---------- DATA SUPPLIED

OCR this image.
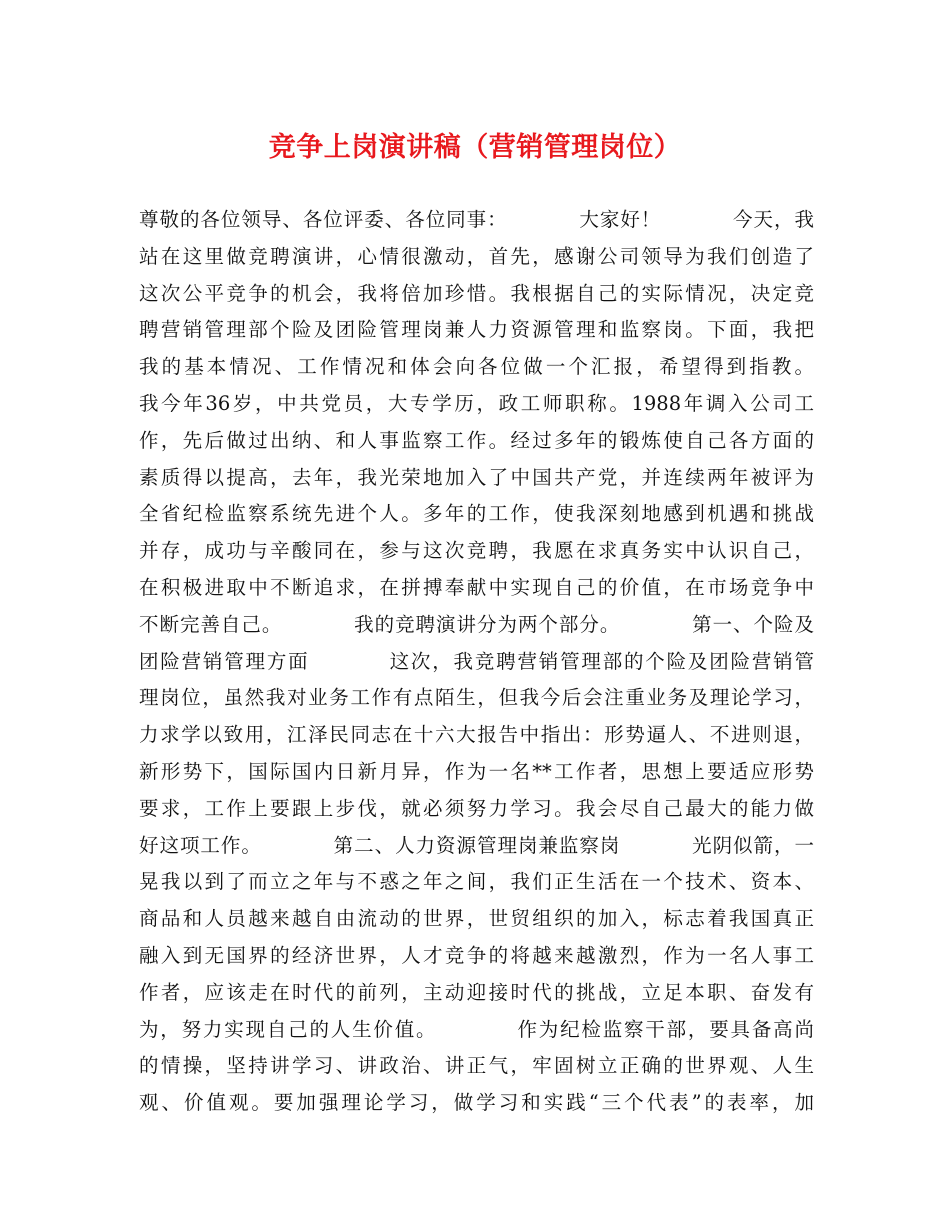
竞争上岗演讲稿（营销管理岗位）
尊敬的各位领导、各位评委、各位同事：          大家好！          今天，我
站在这里做竞聘演讲，心情很激动，首先，感谢公司领导为我们创造了
这次公平竞争的机会，我将倍加珍惜。我根据自己的实际情况，决定竞
聘营销管理部个险及团险管理岗兼人力资源管理和监察岗。下面，我把
我的基本情况、工作情况和体会向各位做一个汇报，希望得到指教。
我今年36岁，中共党员，大专学历，政工师职称。1988年调入公司工
作，先后做过出纳、和人事监察工作。经过多年的锻炼使自己各方面的
素质得以提高，去年，我光荣地加入了中国共产党，并连续两年被评为
全省纪检监察系统先进个人。多年的工作，使我深刻地感到机遇和挑战
并存，成功与辛酸同在，参与这次竞聘，我愿在求真务实中认识自己，
在积极进取中不断追求，在拼搏奉献中实现自己的价值，在市场竞争中
不断完善自己。          我的竞聘演讲分为两个部分。          第一、个险及
团险营销管理方面          这次，我竞聘营销管理部的个险及团险营销管
理岗位，虽然我对业务工作有点陌生，但我今后会注重业务及理论学习，
力求学以致用，江泽民同志在十六大报告中指出：形势逼人、不进则退，
新形势下，国际国内日新月异，作为一名**工作者，思想上要适应形势
要求，工作上要跟上步伐，就必须努力学习。我会尽自己最大的能力做
好这项工作。          第二、人力资源管理岗兼监察岗          光阴似箭，一
晃我以到了而立之年与不惑之年之间，我们正生活在一个技术、资本、
商品和人员越来越自由流动的世界，世贸组织的加入，标志着我国真正
融入到无国界的经济世界，人才竞争的将越来越激烈，作为一名人事工
作者，应该走在时代的前列，主动迎接时代的挑战，立足本职、奋发有
为，努力实现自己的人生价值。          作为纪检监察干部，要具备高尚
的情操，坚持讲学习、讲政治、讲正气，牢固树立正确的世界观、人生
观、价值观。要加强理论学习，做学习和实践“三个代表”的表率，加
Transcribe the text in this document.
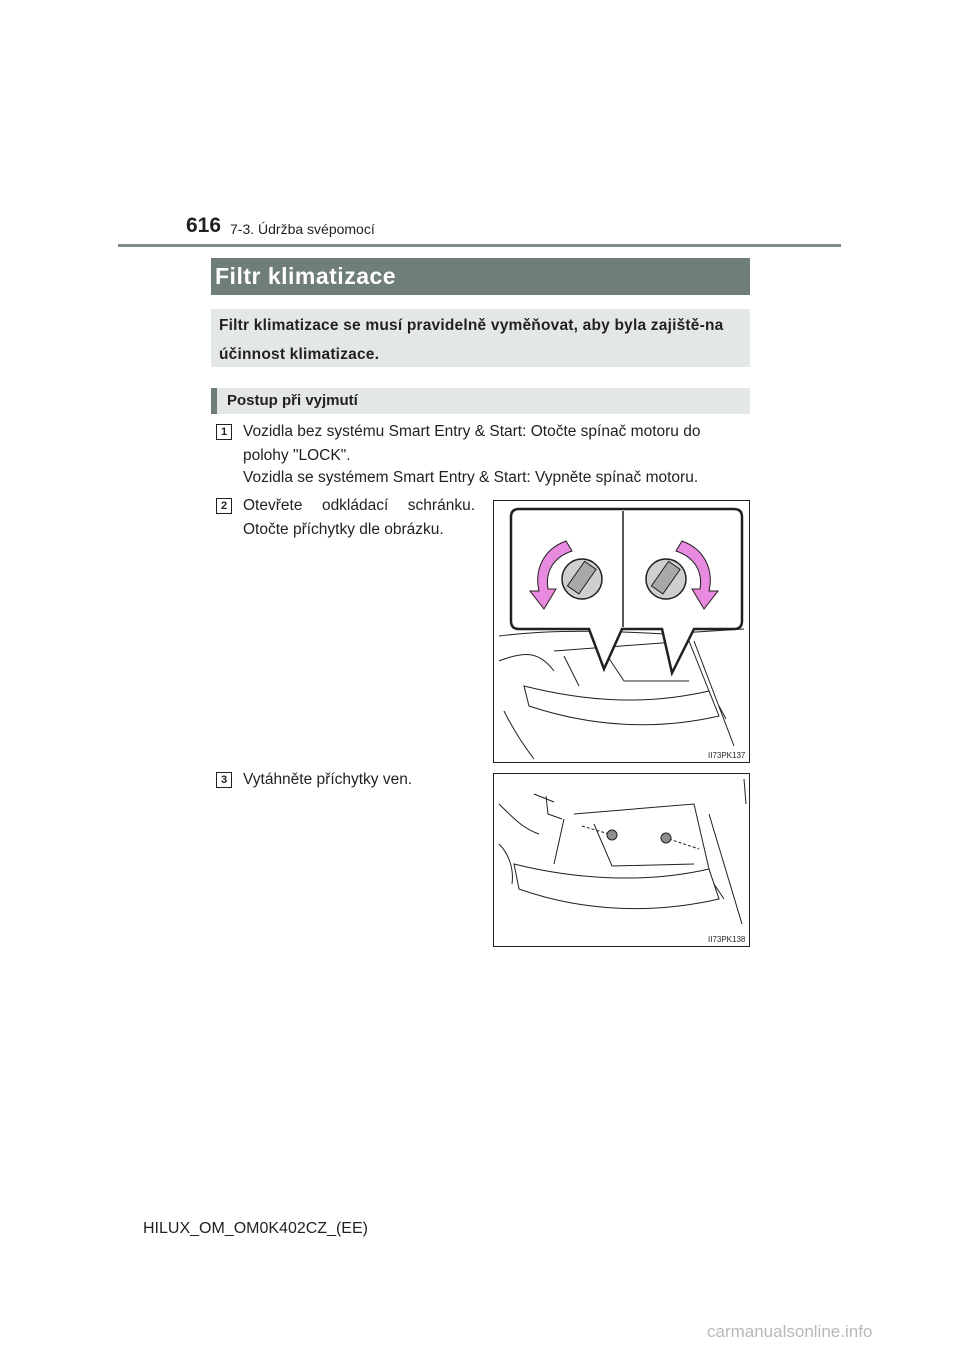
616 7-3. Údržba svépomocí
Filtr klimatizace
Filtr klimatizace se musí pravidelně vyměňovat, aby byla zajiště-na účinnost klimatizace.
Postup při vyjmutí
1	Vozidla bez systému Smart Entry & Start: Otočte spínač motoru do polohy "LOCK".
Vozidla se systémem Smart Entry & Start: Vypněte spínač motoru.
2	Otevřete odkládací schránku. Otočte příchytky dle obrázku.
II73PK137
3	Vytáhněte příchytky ven.
II73PK138
HILUX_OM_OM0K402CZ_(EE)
carmanualsonline.info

--------------------

Each entry shown above must be quoted exactly, with its pictures left out.

OCR this image.
竞争上岗演讲稿（营销管理岗位）
尊敬的各位领导、各位评委、各位同事：          大家好！          今天，我
站在这里做竞聘演讲，心情很激动，首先，感谢公司领导为我们创造了
这次公平竞争的机会，我将倍加珍惜。我根据自己的实际情况，决定竞
聘营销管理部个险及团险管理岗兼人力资源管理和监察岗。下面，我把
我的基本情况、工作情况和体会向各位做一个汇报，希望得到指教。
我今年36岁，中共党员，大专学历，政工师职称。1988年调入公司工
作，先后做过出纳、和人事监察工作。经过多年的锻炼使自己各方面的
素质得以提高，去年，我光荣地加入了中国共产党，并连续两年被评为
全省纪检监察系统先进个人。多年的工作，使我深刻地感到机遇和挑战
并存，成功与辛酸同在，参与这次竞聘，我愿在求真务实中认识自己，
在积极进取中不断追求，在拼搏奉献中实现自己的价值，在市场竞争中
不断完善自己。          我的竞聘演讲分为两个部分。          第一、个险及
团险营销管理方面          这次，我竞聘营销管理部的个险及团险营销管
理岗位，虽然我对业务工作有点陌生，但我今后会注重业务及理论学习，
力求学以致用，江泽民同志在十六大报告中指出：形势逼人、不进则退，
新形势下，国际国内日新月异，作为一名**工作者，思想上要适应形势
要求，工作上要跟上步伐，就必须努力学习。我会尽自己最大的能力做
好这项工作。          第二、人力资源管理岗兼监察岗          光阴似箭，一
晃我以到了而立之年与不惑之年之间，我们正生活在一个技术、资本、
商品和人员越来越自由流动的世界，世贸组织的加入，标志着我国真正
融入到无国界的经济世界，人才竞争的将越来越激烈，作为一名人事工
作者，应该走在时代的前列，主动迎接时代的挑战，立足本职、奋发有
为，努力实现自己的人生价值。          作为纪检监察干部，要具备高尚
的情操，坚持讲学习、讲政治、讲正气，牢固树立正确的世界观、人生
观、价值观。要加强理论学习，做学习和实践“三个代表”的表率，加
Transcribe the text in this document.
616 7-3. Údržba svépomocí
Filtr klimatizace
Filtr klimatizace se musí pravidelně vyměňovat, aby byla zajiště-na účinnost klimatizace.
Postup při vyjmutí
1	Vozidla bez systému Smart Entry & Start: Otočte spínač motoru do polohy "LOCK".
Vozidla se systémem Smart Entry & Start: Vypněte spínač motoru.
2	Otevřete odkládací schránku. Otočte příchytky dle obrázku.
II73PK137
3	Vytáhněte příchytky ven.
II73PK138
HILUX_OM_OM0K402CZ_(EE)
carmanualsonline.info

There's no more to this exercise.